**What to do**
Leave out the pictures and retype exactly the lines from the line with "Give me a plain-text" through the end of the listing below.

[Start of Dataset records]

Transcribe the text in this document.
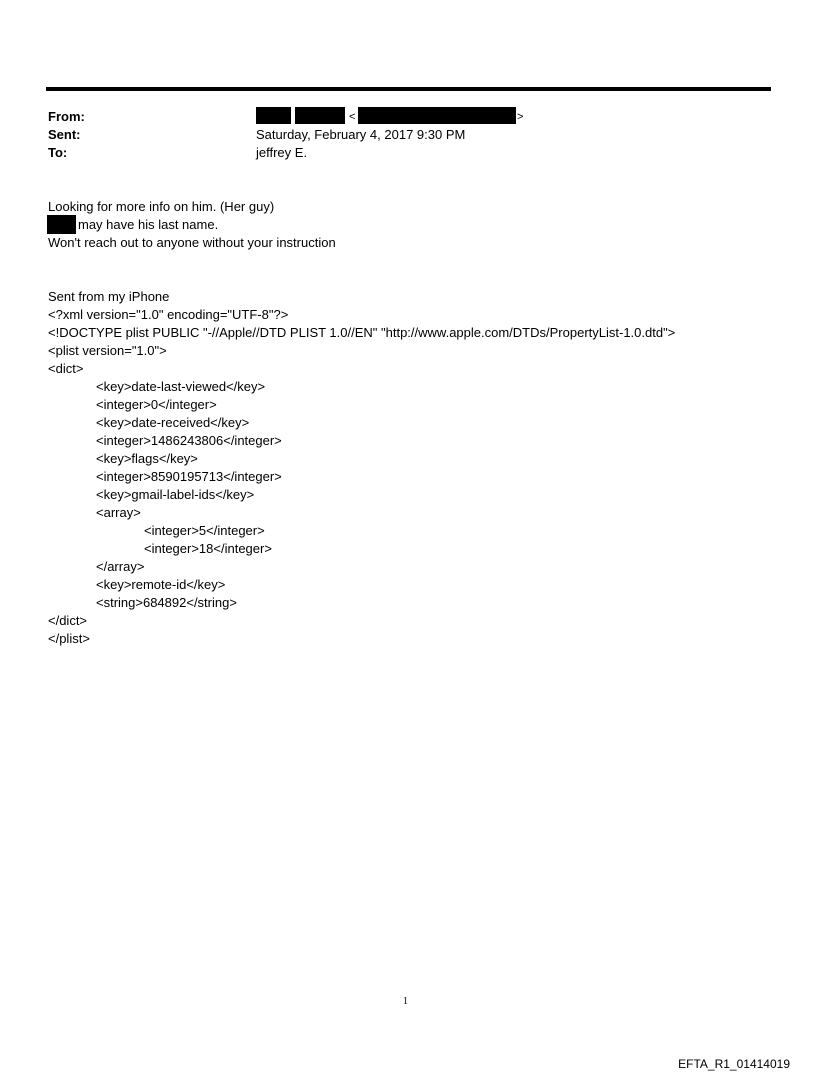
From:
Sent:
To:
<	>
Saturday, February 4, 2017 9:30 PM
jeffrey E.
Looking for more info on him. (Her guy)
may have his last name.
Won't reach out to anyone without your instruction
Sent from my iPhone
<?xml version="1.0" encoding="UTF-8"?>
<!DOCTYPE plist PUBLIC "-//Apple//DTD PLIST 1.0//EN" "http://www.apple.com/DTDs/PropertyList-1.0.dtd">
<plist version="1.0">
<dict>
<key>date-last-viewed</key>
<integer>0</integer>
<key>date-received</key>
<integer>1486243806</integer>
<key>flags</key>
<integer>8590195713</integer>
<key>gmail-label-ids</key>
<array>
<integer>5</integer>
<integer>18</integer>
</array>
<key>remote-id</key>
<string>684892</string>
</dict>
</plist>
1
EFTA_R1_01414019
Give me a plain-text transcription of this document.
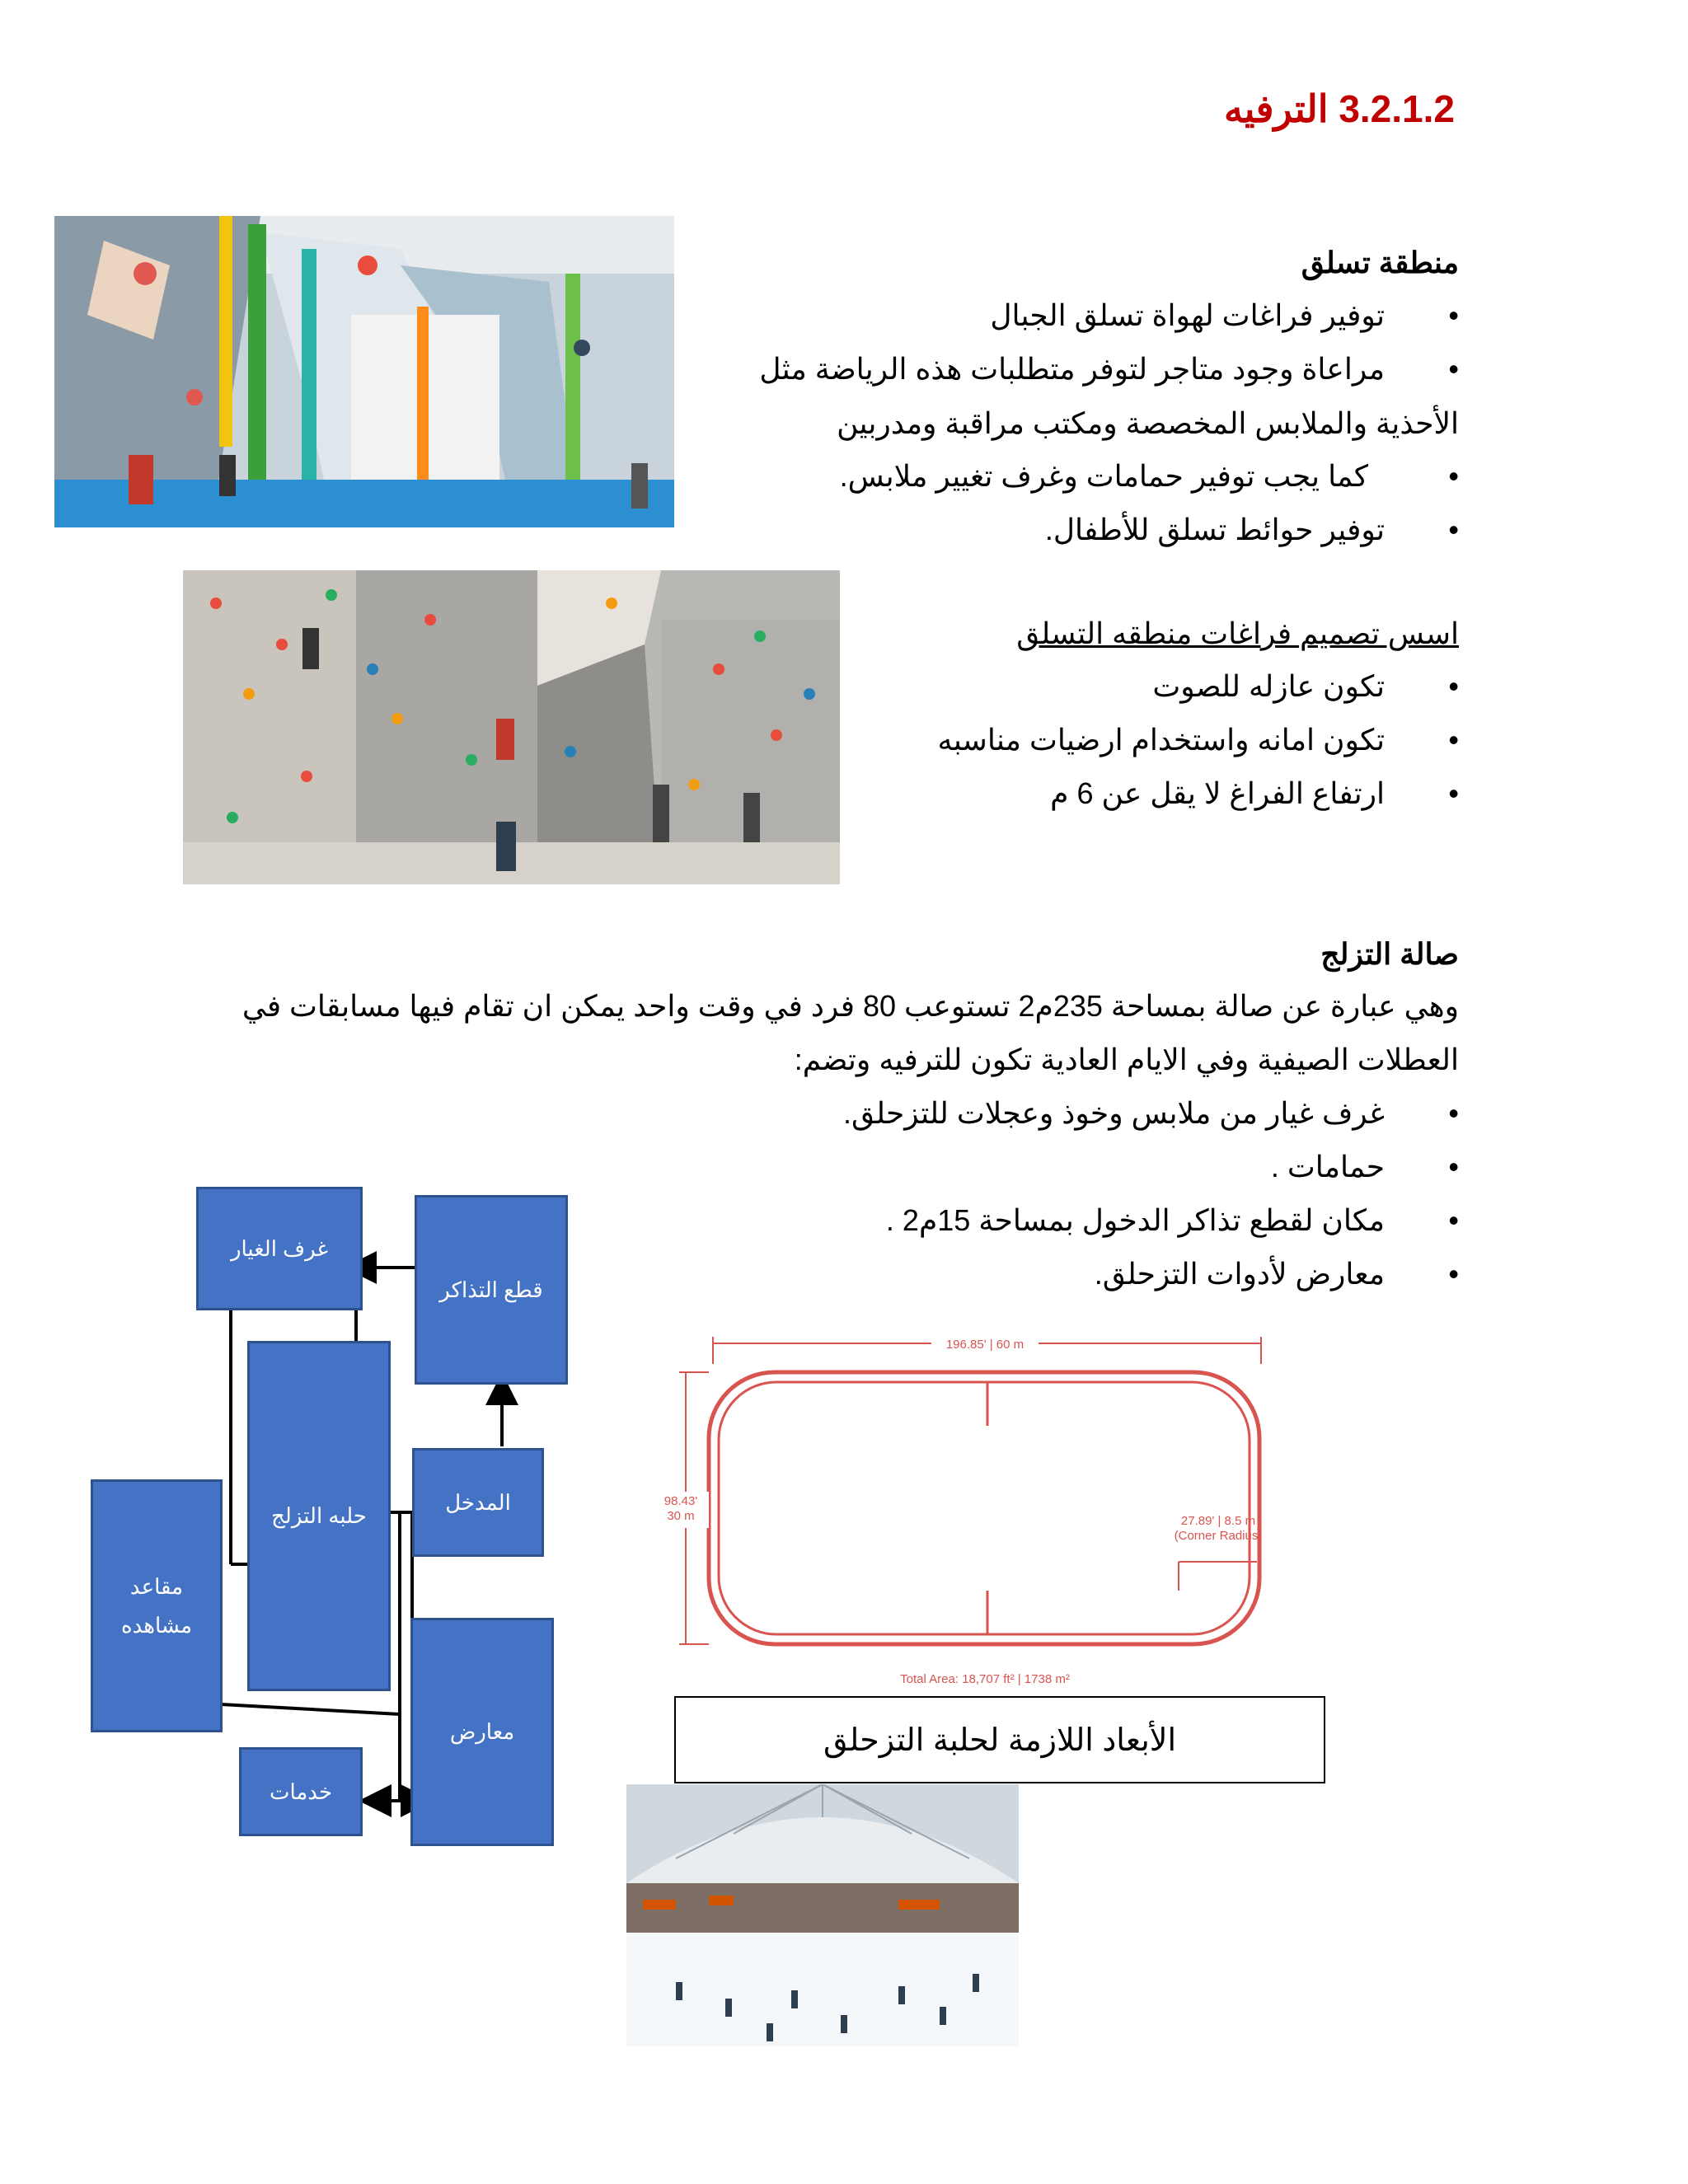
3.2.1.2 الترفيه
منطقة تسلق
•
توفير فراغات لهواة تسلق الجبال
•
مراعاة وجود متاجر لتوفر متطلبات هذه الرياضة مثل
الأحذية والملابس المخصصة ومكتب مراقبة ومدربين
•
كما يجب توفير حمامات وغرف تغيير ملابس.
•
توفير حوائط تسلق للأطفال.
اسس تصميم فراغات منطقه التسلق
•
تكون عازله للصوت
•
تكون امانه واستخدام ارضيات مناسبه
•
ارتفاع الفراغ لا يقل عن 6 م
صالة التزلج
وهي عبارة عن صالة بمساحة 235م2 تستوعب 80 فرد في وقت واحد يمكن ان تقام فيها مسابقات في
العطلات الصيفية وفي الايام العادية تكون للترفيه وتضم:
•
غرف غيار من ملابس وخوذ وعجلات للتزحلق.
•
حمامات .
•
مكان لقطع تذاكر الدخول بمساحة 15م2 .
•
معارض لأدوات التزحلق.
غرف الغيار
قطع التذاكر
حلبه التزلج
المدخل
مقاعد
مشاهده
معارض
خدمات
196.85' | 60 m
98.43'
30 m	27.89' | 8.5 m
(Corner Radius)
Total Area: 18,707 ft² | 1738 m²
الأبعاد اللازمة لحلبة التزحلق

[End of Dataset records]

**Full response**
Give me a plain-text transcription of this document.
3.2.1.2 الترفيه
منطقة تسلق
•
توفير فراغات لهواة تسلق الجبال
•
مراعاة وجود متاجر لتوفر متطلبات هذه الرياضة مثل
الأحذية والملابس المخصصة ومكتب مراقبة ومدربين
•
كما يجب توفير حمامات وغرف تغيير ملابس.
•
توفير حوائط تسلق للأطفال.
اسس تصميم فراغات منطقه التسلق
•
تكون عازله للصوت
•
تكون امانه واستخدام ارضيات مناسبه
•
ارتفاع الفراغ لا يقل عن 6 م
صالة التزلج
وهي عبارة عن صالة بمساحة 235م2 تستوعب 80 فرد في وقت واحد يمكن ان تقام فيها مسابقات في
العطلات الصيفية وفي الايام العادية تكون للترفيه وتضم:
•
غرف غيار من ملابس وخوذ وعجلات للتزحلق.
•
حمامات .
•
مكان لقطع تذاكر الدخول بمساحة 15م2 .
•
معارض لأدوات التزحلق.
غرف الغيار
قطع التذاكر
حلبه التزلج
المدخل
مقاعد
مشاهده
معارض
خدمات
196.85' | 60 m
98.43'
30 m	27.89' | 8.5 m
(Corner Radius)
Total Area: 18,707 ft² | 1738 m²
الأبعاد اللازمة لحلبة التزحلق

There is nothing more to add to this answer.